__Given records__
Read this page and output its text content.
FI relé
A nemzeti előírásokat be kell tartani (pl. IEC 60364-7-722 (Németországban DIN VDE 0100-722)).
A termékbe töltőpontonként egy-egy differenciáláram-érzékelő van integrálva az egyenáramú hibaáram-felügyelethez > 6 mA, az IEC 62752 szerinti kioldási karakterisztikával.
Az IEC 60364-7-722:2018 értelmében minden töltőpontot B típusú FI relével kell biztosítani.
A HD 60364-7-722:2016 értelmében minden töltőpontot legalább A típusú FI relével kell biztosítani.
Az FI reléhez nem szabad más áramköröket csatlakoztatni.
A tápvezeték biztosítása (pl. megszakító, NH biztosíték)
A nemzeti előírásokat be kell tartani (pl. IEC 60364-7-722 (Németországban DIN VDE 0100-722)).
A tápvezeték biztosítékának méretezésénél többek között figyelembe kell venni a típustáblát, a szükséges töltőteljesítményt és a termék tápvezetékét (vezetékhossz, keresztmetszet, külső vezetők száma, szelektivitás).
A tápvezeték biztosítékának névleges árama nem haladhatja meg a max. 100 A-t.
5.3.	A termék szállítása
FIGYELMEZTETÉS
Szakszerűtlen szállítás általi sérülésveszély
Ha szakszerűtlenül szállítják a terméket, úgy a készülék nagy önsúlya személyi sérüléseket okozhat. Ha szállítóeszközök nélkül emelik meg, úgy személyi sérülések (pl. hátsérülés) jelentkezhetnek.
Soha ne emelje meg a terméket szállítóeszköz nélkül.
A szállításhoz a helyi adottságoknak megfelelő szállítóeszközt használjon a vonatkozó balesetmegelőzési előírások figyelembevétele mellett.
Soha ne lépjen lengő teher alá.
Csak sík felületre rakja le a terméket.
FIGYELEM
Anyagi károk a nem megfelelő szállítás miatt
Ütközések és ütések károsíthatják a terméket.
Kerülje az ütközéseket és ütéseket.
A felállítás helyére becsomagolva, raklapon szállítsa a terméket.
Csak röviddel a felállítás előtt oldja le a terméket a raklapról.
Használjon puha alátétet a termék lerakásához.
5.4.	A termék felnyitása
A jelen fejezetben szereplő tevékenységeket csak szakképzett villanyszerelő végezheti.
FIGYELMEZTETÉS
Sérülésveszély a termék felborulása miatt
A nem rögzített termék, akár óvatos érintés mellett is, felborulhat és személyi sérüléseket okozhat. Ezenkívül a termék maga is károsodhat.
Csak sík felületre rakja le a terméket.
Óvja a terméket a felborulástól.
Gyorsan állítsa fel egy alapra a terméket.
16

__What the task requires__
Print out the whole listing exactly as it appears.

__Task response__
Read this page and output its text content.
FI relé
A nemzeti előírásokat be kell tartani (pl. IEC 60364-7-722 (Németországban DIN VDE 0100-722)).
A termékbe töltőpontonként egy-egy differenciáláram-érzékelő van integrálva az egyenáramú hibaáram-felügyelethez > 6 mA, az IEC 62752 szerinti kioldási karakterisztikával.
Az IEC 60364-7-722:2018 értelmében minden töltőpontot B típusú FI relével kell biztosítani.
A HD 60364-7-722:2016 értelmében minden töltőpontot legalább A típusú FI relével kell biztosítani.
Az FI reléhez nem szabad más áramköröket csatlakoztatni.
A tápvezeték biztosítása (pl. megszakító, NH biztosíték)
A nemzeti előírásokat be kell tartani (pl. IEC 60364-7-722 (Németországban DIN VDE 0100-722)).
A tápvezeték biztosítékának méretezésénél többek között figyelembe kell venni a típustáblát, a szükséges töltőteljesítményt és a termék tápvezetékét (vezetékhossz, keresztmetszet, külső vezetők száma, szelektivitás).
A tápvezeték biztosítékának névleges árama nem haladhatja meg a max. 100 A-t.
5.3.	A termék szállítása
FIGYELMEZTETÉS
Szakszerűtlen szállítás általi sérülésveszély
Ha szakszerűtlenül szállítják a terméket, úgy a készülék nagy önsúlya személyi sérüléseket okozhat. Ha szállítóeszközök nélkül emelik meg, úgy személyi sérülések (pl. hátsérülés) jelentkezhetnek.
Soha ne emelje meg a terméket szállítóeszköz nélkül.
A szállításhoz a helyi adottságoknak megfelelő szállítóeszközt használjon a vonatkozó balesetmegelőzési előírások figyelembevétele mellett.
Soha ne lépjen lengő teher alá.
Csak sík felületre rakja le a terméket.
FIGYELEM
Anyagi károk a nem megfelelő szállítás miatt
Ütközések és ütések károsíthatják a terméket.
Kerülje az ütközéseket és ütéseket.
A felállítás helyére becsomagolva, raklapon szállítsa a terméket.
Csak röviddel a felállítás előtt oldja le a terméket a raklapról.
Használjon puha alátétet a termék lerakásához.
5.4.	A termék felnyitása
A jelen fejezetben szereplő tevékenységeket csak szakképzett villanyszerelő végezheti.
FIGYELMEZTETÉS
Sérülésveszély a termék felborulása miatt
A nem rögzített termék, akár óvatos érintés mellett is, felborulhat és személyi sérüléseket okozhat. Ezenkívül a termék maga is károsodhat.
Csak sík felületre rakja le a terméket.
Óvja a terméket a felborulástól.
Gyorsan állítsa fel egy alapra a terméket.
16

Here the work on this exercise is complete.